[start Given data]

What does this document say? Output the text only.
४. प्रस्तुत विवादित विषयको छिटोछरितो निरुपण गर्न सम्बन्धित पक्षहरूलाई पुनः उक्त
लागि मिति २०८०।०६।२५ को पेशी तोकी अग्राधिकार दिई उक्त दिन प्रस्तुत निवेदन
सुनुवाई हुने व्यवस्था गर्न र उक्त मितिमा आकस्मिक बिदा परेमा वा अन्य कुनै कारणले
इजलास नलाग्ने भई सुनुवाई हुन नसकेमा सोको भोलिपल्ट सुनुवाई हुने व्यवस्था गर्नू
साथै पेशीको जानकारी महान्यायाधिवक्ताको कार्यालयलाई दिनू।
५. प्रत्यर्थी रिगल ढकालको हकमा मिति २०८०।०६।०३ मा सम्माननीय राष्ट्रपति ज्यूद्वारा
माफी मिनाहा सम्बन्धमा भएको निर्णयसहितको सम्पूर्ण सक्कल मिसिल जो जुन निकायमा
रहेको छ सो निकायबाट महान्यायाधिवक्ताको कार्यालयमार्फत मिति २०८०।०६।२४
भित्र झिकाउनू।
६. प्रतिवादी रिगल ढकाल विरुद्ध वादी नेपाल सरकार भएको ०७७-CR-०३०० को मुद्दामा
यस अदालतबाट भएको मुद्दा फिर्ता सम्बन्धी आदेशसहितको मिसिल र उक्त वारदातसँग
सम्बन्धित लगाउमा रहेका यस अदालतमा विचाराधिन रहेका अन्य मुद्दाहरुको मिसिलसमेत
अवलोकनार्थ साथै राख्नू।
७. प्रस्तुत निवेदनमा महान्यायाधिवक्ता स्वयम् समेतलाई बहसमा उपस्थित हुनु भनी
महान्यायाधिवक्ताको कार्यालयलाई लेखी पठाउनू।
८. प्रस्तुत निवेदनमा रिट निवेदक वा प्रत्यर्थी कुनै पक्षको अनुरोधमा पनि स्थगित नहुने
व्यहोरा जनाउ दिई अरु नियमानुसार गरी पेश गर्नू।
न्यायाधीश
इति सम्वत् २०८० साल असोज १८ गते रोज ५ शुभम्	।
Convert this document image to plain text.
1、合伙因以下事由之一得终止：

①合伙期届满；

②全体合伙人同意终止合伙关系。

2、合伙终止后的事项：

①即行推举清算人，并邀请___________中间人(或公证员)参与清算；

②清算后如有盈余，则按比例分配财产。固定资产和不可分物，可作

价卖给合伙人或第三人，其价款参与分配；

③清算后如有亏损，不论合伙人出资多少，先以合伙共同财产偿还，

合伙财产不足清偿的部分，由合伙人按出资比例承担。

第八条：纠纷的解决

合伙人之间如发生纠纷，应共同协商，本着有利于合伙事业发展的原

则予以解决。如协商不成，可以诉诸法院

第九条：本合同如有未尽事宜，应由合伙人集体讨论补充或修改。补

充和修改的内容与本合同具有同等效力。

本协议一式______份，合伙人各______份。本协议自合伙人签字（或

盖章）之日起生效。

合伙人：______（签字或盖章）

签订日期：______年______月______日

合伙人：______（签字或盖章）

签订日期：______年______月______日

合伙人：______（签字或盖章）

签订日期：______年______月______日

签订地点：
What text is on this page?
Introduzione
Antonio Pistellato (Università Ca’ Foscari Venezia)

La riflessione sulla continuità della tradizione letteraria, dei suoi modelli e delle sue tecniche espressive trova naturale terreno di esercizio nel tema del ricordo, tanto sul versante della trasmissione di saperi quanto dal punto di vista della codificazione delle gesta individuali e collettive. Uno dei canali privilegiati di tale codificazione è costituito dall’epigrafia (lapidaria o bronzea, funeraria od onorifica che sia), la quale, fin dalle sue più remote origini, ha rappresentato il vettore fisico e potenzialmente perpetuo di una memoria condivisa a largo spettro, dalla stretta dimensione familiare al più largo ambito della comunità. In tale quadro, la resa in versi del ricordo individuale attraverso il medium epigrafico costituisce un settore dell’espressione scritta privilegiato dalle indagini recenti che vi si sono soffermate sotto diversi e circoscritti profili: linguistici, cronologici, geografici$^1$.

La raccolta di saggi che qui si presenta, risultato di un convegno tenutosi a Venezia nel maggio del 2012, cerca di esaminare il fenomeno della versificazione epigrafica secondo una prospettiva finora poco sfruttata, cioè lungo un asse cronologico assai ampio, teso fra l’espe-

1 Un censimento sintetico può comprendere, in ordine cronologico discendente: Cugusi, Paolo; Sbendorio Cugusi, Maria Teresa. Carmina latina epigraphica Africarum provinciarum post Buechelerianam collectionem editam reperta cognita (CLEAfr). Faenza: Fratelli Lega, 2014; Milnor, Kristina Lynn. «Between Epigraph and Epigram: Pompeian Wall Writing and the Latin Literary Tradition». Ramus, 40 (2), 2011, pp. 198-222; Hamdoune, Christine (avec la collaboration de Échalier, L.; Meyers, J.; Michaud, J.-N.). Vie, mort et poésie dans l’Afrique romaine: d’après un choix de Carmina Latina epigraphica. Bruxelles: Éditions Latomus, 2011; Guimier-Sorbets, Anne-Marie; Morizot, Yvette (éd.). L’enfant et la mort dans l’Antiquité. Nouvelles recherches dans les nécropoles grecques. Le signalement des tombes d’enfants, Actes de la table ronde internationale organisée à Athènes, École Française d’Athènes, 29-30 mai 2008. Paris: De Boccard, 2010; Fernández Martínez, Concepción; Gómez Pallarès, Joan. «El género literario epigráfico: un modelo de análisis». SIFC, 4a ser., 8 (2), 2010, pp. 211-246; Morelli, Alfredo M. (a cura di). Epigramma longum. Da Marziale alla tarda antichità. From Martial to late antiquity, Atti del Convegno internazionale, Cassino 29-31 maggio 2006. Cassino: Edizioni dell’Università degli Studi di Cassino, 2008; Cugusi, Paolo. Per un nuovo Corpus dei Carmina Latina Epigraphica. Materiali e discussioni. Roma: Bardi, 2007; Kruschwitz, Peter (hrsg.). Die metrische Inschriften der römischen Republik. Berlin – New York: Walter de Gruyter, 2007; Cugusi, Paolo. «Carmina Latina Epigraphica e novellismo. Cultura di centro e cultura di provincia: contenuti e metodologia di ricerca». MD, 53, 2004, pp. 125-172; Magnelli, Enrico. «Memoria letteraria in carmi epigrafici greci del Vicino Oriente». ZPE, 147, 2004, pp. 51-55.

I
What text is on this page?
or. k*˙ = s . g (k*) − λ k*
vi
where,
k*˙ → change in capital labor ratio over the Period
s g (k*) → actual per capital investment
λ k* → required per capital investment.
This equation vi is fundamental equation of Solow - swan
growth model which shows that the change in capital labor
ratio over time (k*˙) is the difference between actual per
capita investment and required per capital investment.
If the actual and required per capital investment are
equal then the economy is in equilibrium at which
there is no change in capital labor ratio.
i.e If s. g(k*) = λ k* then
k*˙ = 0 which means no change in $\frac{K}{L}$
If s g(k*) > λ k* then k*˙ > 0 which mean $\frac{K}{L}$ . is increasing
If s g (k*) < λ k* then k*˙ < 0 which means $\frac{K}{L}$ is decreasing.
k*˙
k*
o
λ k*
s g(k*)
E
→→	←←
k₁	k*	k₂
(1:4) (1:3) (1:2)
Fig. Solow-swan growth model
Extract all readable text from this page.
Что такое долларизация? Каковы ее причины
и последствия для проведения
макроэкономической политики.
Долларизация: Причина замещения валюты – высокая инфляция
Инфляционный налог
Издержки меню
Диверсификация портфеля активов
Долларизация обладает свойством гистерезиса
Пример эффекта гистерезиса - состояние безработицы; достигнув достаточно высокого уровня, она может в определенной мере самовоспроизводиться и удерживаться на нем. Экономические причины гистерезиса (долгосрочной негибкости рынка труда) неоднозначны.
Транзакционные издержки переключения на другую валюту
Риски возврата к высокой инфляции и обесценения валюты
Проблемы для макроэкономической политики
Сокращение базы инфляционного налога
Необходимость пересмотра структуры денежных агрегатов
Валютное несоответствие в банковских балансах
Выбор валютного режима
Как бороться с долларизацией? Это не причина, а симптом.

[end Given data]

With both ends included, please retype exactly the lines from the line containing "Extract all readable text from this page." to the final line of the data.

Extract all readable text from this page.
Что такое долларизация? Каковы ее причины
и последствия для проведения
макроэкономической политики.
Долларизация: Причина замещения валюты – высокая инфляция
Инфляционный налог
Издержки меню
Диверсификация портфеля активов
Долларизация обладает свойством гистерезиса
Пример эффекта гистерезиса - состояние безработицы; достигнув достаточно высокого уровня, она может в определенной мере самовоспроизводиться и удерживаться на нем. Экономические причины гистерезиса (долгосрочной негибкости рынка труда) неоднозначны.
Транзакционные издержки переключения на другую валюту
Риски возврата к высокой инфляции и обесценения валюты
Проблемы для макроэкономической политики
Сокращение базы инфляционного налога
Необходимость пересмотра структуры денежных агрегатов
Валютное несоответствие в банковских балансах
Выбор валютного режима
Как бороться с долларизацией? Это не причина, а симптом.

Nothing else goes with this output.